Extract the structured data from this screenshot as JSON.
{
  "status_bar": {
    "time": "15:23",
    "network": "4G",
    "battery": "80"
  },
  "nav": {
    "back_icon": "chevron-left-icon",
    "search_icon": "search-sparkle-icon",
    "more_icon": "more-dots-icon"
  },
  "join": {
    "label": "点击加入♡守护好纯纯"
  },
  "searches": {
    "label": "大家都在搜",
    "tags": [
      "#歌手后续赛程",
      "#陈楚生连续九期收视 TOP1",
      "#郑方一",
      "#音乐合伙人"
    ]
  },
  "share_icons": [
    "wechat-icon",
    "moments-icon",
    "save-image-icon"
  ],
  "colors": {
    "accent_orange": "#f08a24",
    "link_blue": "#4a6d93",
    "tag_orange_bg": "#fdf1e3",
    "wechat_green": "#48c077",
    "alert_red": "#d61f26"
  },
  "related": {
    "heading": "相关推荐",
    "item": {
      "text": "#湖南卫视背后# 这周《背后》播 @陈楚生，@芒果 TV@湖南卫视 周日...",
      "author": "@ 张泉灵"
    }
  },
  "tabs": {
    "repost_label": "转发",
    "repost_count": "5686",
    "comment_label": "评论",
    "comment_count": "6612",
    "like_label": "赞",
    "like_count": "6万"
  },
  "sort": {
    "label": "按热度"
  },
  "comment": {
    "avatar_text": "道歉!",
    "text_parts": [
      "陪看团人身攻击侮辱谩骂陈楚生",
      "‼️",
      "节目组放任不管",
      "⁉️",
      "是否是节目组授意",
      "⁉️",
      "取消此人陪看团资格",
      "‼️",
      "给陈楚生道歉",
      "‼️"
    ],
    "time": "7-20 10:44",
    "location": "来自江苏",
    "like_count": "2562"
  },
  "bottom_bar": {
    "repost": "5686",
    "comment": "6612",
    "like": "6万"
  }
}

● ● ● ● ● ● ●

Problem to work on | From the records above, extract each line exactly as shown.

Answer in full |
Extract the structured data from this screenshot as JSON.
{
  "status_bar": {
    "time": "15:23",
    "network": "4G",
    "battery": "80"
  },
  "nav": {
    "back_icon": "chevron-left-icon",
    "search_icon": "search-sparkle-icon",
    "more_icon": "more-dots-icon"
  },
  "join": {
    "label": "点击加入♡守护好纯纯"
  },
  "searches": {
    "label": "大家都在搜",
    "tags": [
      "#歌手后续赛程",
      "#陈楚生连续九期收视 TOP1",
      "#郑方一",
      "#音乐合伙人"
    ]
  },
  "share_icons": [
    "wechat-icon",
    "moments-icon",
    "save-image-icon"
  ],
  "colors": {
    "accent_orange": "#f08a24",
    "link_blue": "#4a6d93",
    "tag_orange_bg": "#fdf1e3",
    "wechat_green": "#48c077",
    "alert_red": "#d61f26"
  },
  "related": {
    "heading": "相关推荐",
    "item": {
      "text": "#湖南卫视背后# 这周《背后》播 @陈楚生，@芒果 TV@湖南卫视 周日...",
      "author": "@ 张泉灵"
    }
  },
  "tabs": {
    "repost_label": "转发",
    "repost_count": "5686",
    "comment_label": "评论",
    "comment_count": "6612",
    "like_label": "赞",
    "like_count": "6万"
  },
  "sort": {
    "label": "按热度"
  },
  "comment": {
    "avatar_text": "道歉!",
    "text_parts": [
      "陪看团人身攻击侮辱谩骂陈楚生",
      "‼️",
      "节目组放任不管",
      "⁉️",
      "是否是节目组授意",
      "⁉️",
      "取消此人陪看团资格",
      "‼️",
      "给陈楚生道歉",
      "‼️"
    ],
    "time": "7-20 10:44",
    "location": "来自江苏",
    "like_count": "2562"
  },
  "bottom_bar": {
    "repost": "5686",
    "comment": "6612",
    "like": "6万"
  }
}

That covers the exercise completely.